* [The problem]: Copy the entries word for word, from the line with "data-point-52 bbox=[1310, 932, 1326, 949]" up to and including the line with "figure-detection-label: figure: 73%".

* [Data for this exercise]:
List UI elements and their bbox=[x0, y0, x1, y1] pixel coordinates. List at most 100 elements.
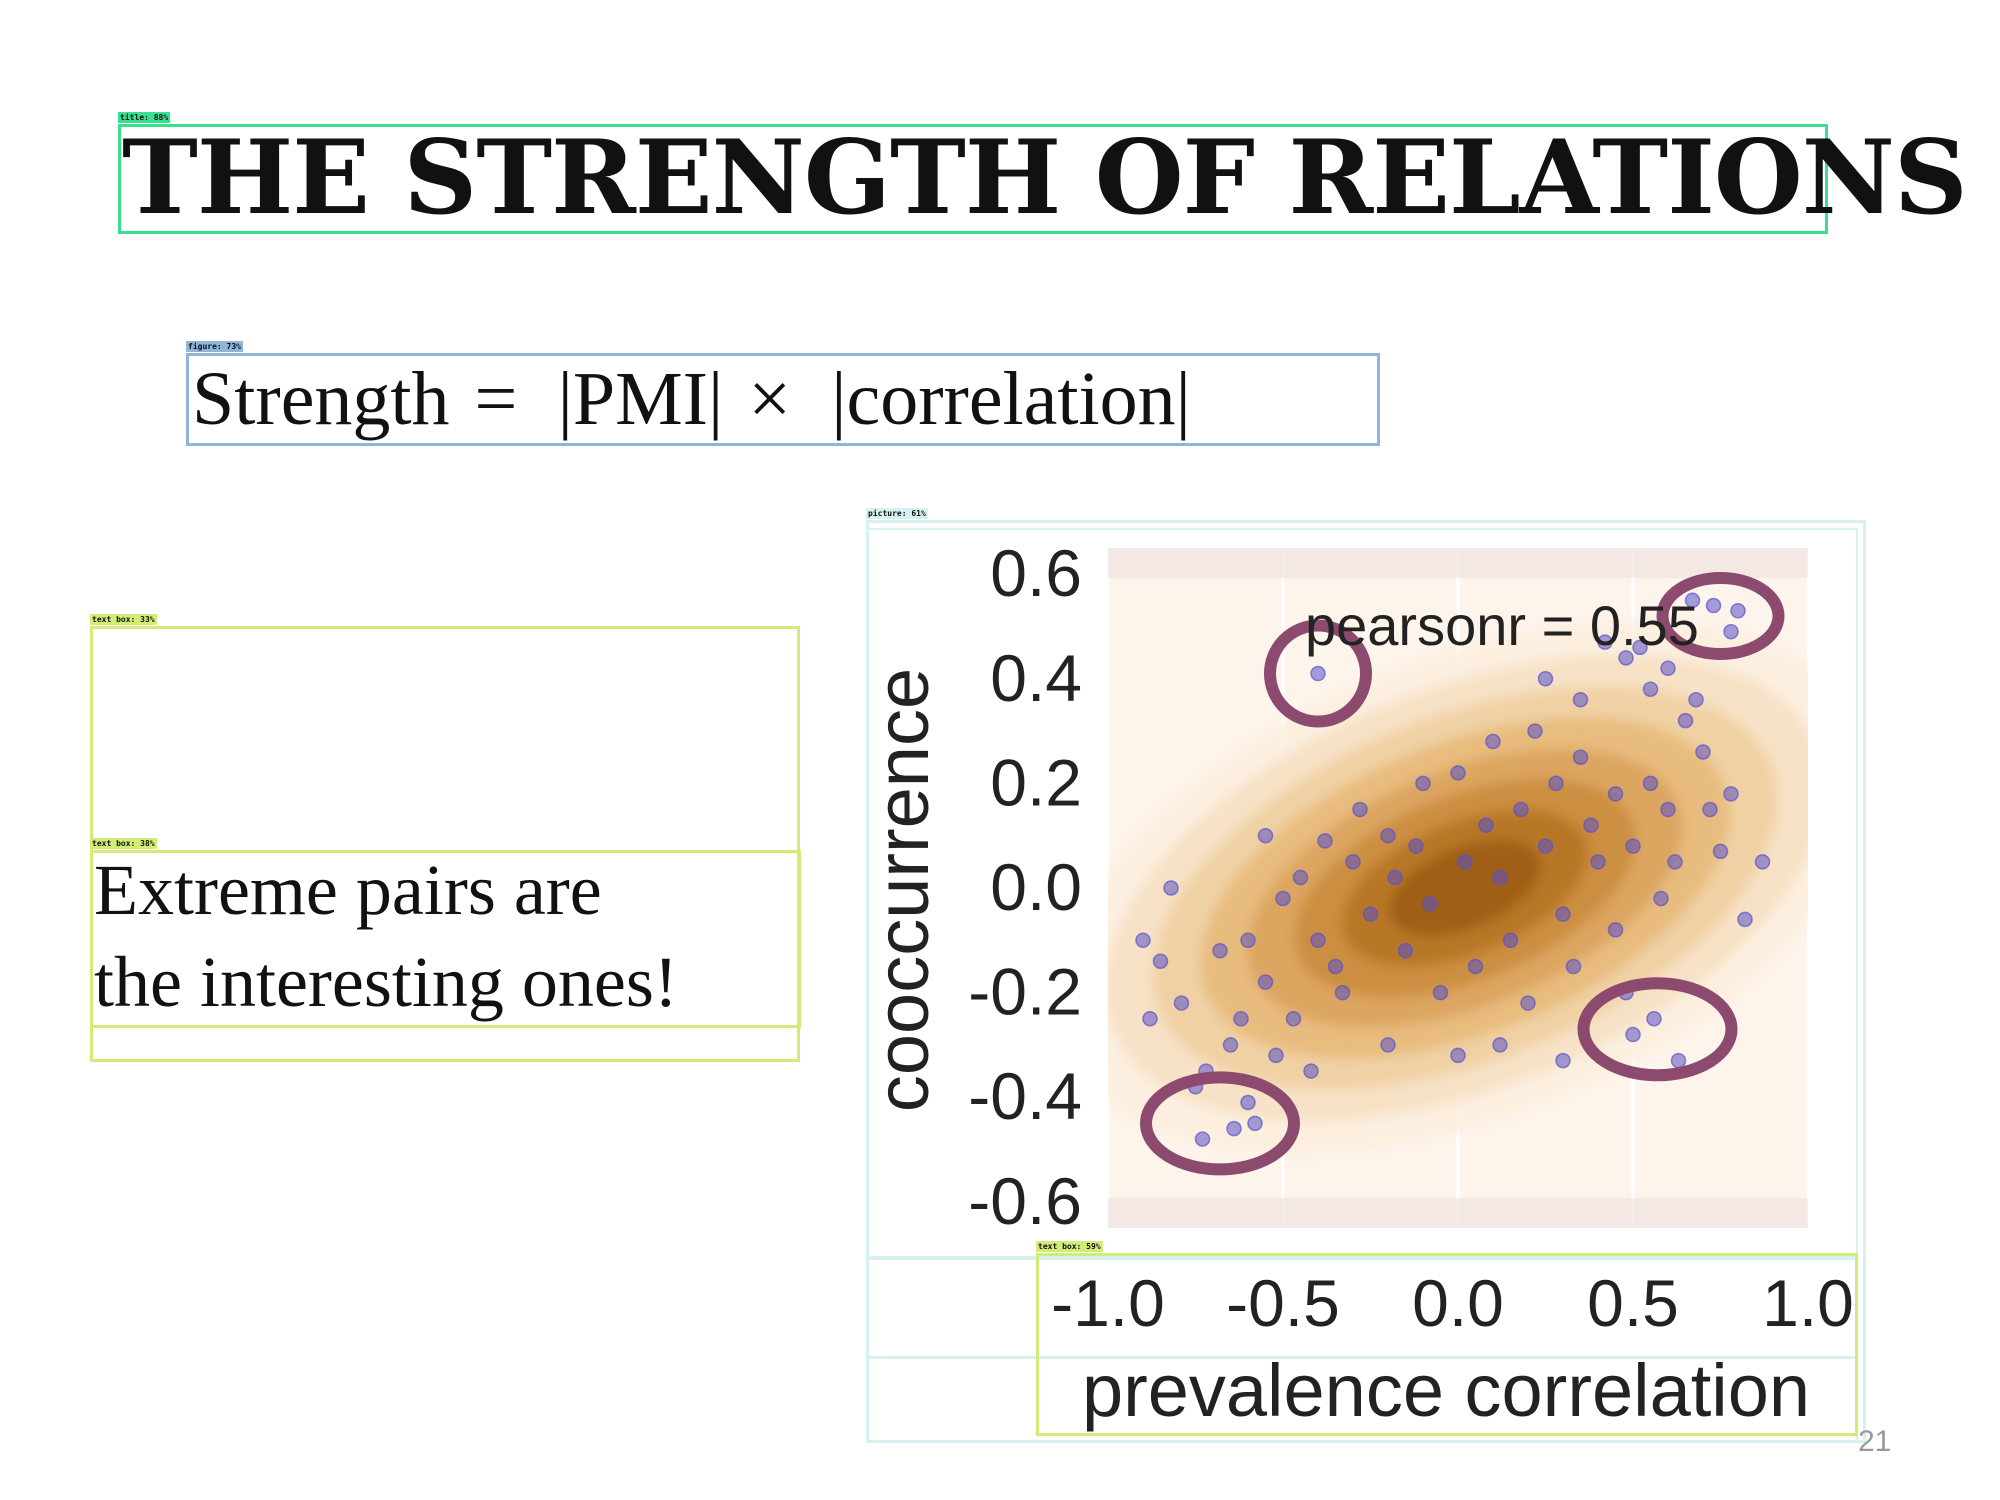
data-point-52 bbox=[1310, 932, 1326, 949]
data-point-44 bbox=[1660, 801, 1676, 818]
highlight-circle-3 bbox=[1140, 1071, 1300, 1176]
data-point-53 bbox=[1275, 890, 1291, 907]
callout-line-2: the interesting ones! bbox=[94, 942, 678, 1022]
data-point-4 bbox=[1240, 1094, 1256, 1111]
data-point-35 bbox=[1345, 854, 1361, 870]
data-point-23 bbox=[1555, 1052, 1571, 1069]
data-point-40 bbox=[1527, 723, 1543, 739]
data-point-84 bbox=[1135, 932, 1151, 949]
data-point-65 bbox=[1422, 895, 1438, 912]
x-tick-label-3: 0.5 bbox=[1587, 1266, 1679, 1340]
data-point-18 bbox=[1712, 843, 1729, 860]
data-point-7 bbox=[1705, 597, 1722, 614]
data-point-11 bbox=[1646, 1011, 1662, 1027]
x-tick-label-1: -0.5 bbox=[1226, 1266, 1340, 1340]
data-point-83 bbox=[1152, 953, 1169, 969]
data-point-33 bbox=[1285, 1011, 1302, 1027]
title-detection-label: title: 88% bbox=[118, 112, 171, 123]
data-point-74 bbox=[1268, 1047, 1284, 1064]
data-point-16 bbox=[1572, 691, 1589, 708]
data-point-20 bbox=[1702, 801, 1718, 818]
data-point-55 bbox=[1212, 943, 1228, 959]
data-point-17 bbox=[1695, 744, 1711, 760]
y-tick-label-0: 0.6 bbox=[990, 536, 1082, 610]
data-point-34 bbox=[1327, 958, 1344, 975]
data-point-21 bbox=[1667, 854, 1683, 870]
textbox-detection-box-3 bbox=[1036, 1253, 1858, 1436]
data-point-61 bbox=[1537, 838, 1554, 854]
data-point-70 bbox=[1565, 958, 1582, 975]
figure-detection-label: figure: 73% bbox=[186, 341, 243, 352]
data-point-54 bbox=[1240, 932, 1256, 949]
data-point-27 bbox=[1317, 833, 1333, 849]
data-point-50 bbox=[1397, 943, 1414, 959]
data-point-63 bbox=[1625, 838, 1641, 854]
data-point-72 bbox=[1653, 890, 1669, 907]
data-point-69 bbox=[1387, 869, 1403, 886]
y-axis-label: cooccurrence bbox=[861, 668, 944, 1112]
density-level-7 bbox=[1389, 840, 1541, 936]
data-point-68 bbox=[1548, 775, 1564, 792]
data-point-6 bbox=[1684, 592, 1701, 609]
data-point-0 bbox=[1194, 1131, 1211, 1147]
textbox-detection-label-1: text box: 33% bbox=[90, 614, 157, 625]
data-point-24 bbox=[1520, 995, 1536, 1011]
data-point-25 bbox=[1380, 1037, 1396, 1053]
highlight-circle-0 bbox=[1264, 619, 1372, 728]
data-point-32 bbox=[1257, 974, 1274, 990]
data-point-67 bbox=[1334, 984, 1351, 1001]
y-tick-label-6: -0.6 bbox=[968, 1164, 1082, 1238]
figure-detection-box bbox=[186, 353, 1380, 446]
data-point-66 bbox=[1513, 801, 1529, 818]
data-point-62 bbox=[1583, 817, 1599, 833]
data-point-31 bbox=[1163, 880, 1179, 896]
data-point-57 bbox=[1352, 801, 1368, 818]
y-tick-label-1: 0.4 bbox=[990, 641, 1082, 715]
data-point-80 bbox=[1537, 671, 1554, 687]
strength-formula: Strength = |PMI| × |correlation| bbox=[192, 357, 1191, 441]
x-tick-label-2: 0.0 bbox=[1412, 1266, 1504, 1340]
data-point-79 bbox=[1642, 681, 1659, 697]
data-point-29 bbox=[1222, 1037, 1239, 1053]
data-point-43 bbox=[1642, 775, 1659, 792]
slide-title: THE STRENGTH OF RELATIONS bbox=[122, 118, 1968, 238]
data-point-56 bbox=[1292, 869, 1309, 886]
data-point-87 bbox=[1723, 786, 1739, 802]
data-point-39 bbox=[1485, 733, 1501, 750]
data-point-81 bbox=[1660, 660, 1676, 677]
data-point-37 bbox=[1415, 775, 1431, 792]
textbox-detection-box-2 bbox=[90, 850, 801, 1028]
data-point-59 bbox=[1457, 854, 1473, 870]
callout-text: Extreme pairs are the interesting ones! bbox=[94, 844, 814, 1028]
data-point-78 bbox=[1677, 712, 1694, 729]
data-point-75 bbox=[1303, 1063, 1319, 1079]
data-point-71 bbox=[1607, 922, 1624, 938]
data-point-46 bbox=[1555, 906, 1571, 922]
data-point-9 bbox=[1723, 623, 1739, 640]
data-point-19 bbox=[1754, 854, 1771, 870]
data-point-41 bbox=[1572, 749, 1589, 765]
data-point-49 bbox=[1432, 984, 1449, 1001]
data-point-85 bbox=[1142, 1011, 1158, 1027]
highlight-circle-2 bbox=[1577, 977, 1738, 1082]
data-point-1 bbox=[1226, 1120, 1242, 1137]
title-detection-box bbox=[118, 124, 1828, 234]
data-point-14 bbox=[1618, 650, 1634, 666]
data-point-38 bbox=[1450, 765, 1466, 781]
picture-detection-label: picture: 61% bbox=[866, 508, 928, 519]
y-tick-label-2: 0.2 bbox=[990, 745, 1082, 819]
data-point-51 bbox=[1362, 906, 1379, 922]
data-point-42 bbox=[1607, 786, 1624, 802]
data-point-2 bbox=[1247, 1115, 1263, 1132]
data-point-45 bbox=[1590, 854, 1606, 870]
plot-bottom-band bbox=[1108, 1198, 1808, 1228]
data-point-76 bbox=[1450, 1047, 1466, 1064]
highlight-circles bbox=[1140, 572, 1785, 1176]
data-point-30 bbox=[1173, 995, 1190, 1011]
plot-top-band bbox=[1108, 548, 1808, 578]
y-axis-ticks: 0.6 0.4 0.2 0.0 -0.2 -0.4 -0.6 bbox=[968, 536, 1082, 1238]
callout-line-1: Extreme pairs are bbox=[94, 850, 602, 930]
data-point-86 bbox=[1737, 911, 1753, 928]
data-point-12 bbox=[1670, 1052, 1687, 1069]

* [Completed task]:
data-point-52 bbox=[1310, 932, 1326, 949]
data-point-44 bbox=[1660, 801, 1676, 818]
highlight-circle-3 bbox=[1140, 1071, 1300, 1176]
data-point-53 bbox=[1275, 890, 1291, 907]
callout-line-2: the interesting ones! bbox=[94, 942, 678, 1022]
data-point-4 bbox=[1240, 1094, 1256, 1111]
data-point-35 bbox=[1345, 854, 1361, 870]
data-point-23 bbox=[1555, 1052, 1571, 1069]
data-point-40 bbox=[1527, 723, 1543, 739]
data-point-84 bbox=[1135, 932, 1151, 949]
data-point-65 bbox=[1422, 895, 1438, 912]
x-tick-label-3: 0.5 bbox=[1587, 1266, 1679, 1340]
data-point-18 bbox=[1712, 843, 1729, 860]
data-point-7 bbox=[1705, 597, 1722, 614]
data-point-11 bbox=[1646, 1011, 1662, 1027]
x-tick-label-1: -0.5 bbox=[1226, 1266, 1340, 1340]
data-point-83 bbox=[1152, 953, 1169, 969]
data-point-33 bbox=[1285, 1011, 1302, 1027]
title-detection-label: title: 88% bbox=[118, 112, 171, 123]
data-point-74 bbox=[1268, 1047, 1284, 1064]
data-point-16 bbox=[1572, 691, 1589, 708]
data-point-20 bbox=[1702, 801, 1718, 818]
data-point-55 bbox=[1212, 943, 1228, 959]
data-point-17 bbox=[1695, 744, 1711, 760]
y-tick-label-0: 0.6 bbox=[990, 536, 1082, 610]
data-point-34 bbox=[1327, 958, 1344, 975]
data-point-21 bbox=[1667, 854, 1683, 870]
textbox-detection-box-3 bbox=[1036, 1253, 1858, 1436]
data-point-61 bbox=[1537, 838, 1554, 854]
data-point-70 bbox=[1565, 958, 1582, 975]
figure-detection-label: figure: 73% bbox=[186, 341, 243, 352]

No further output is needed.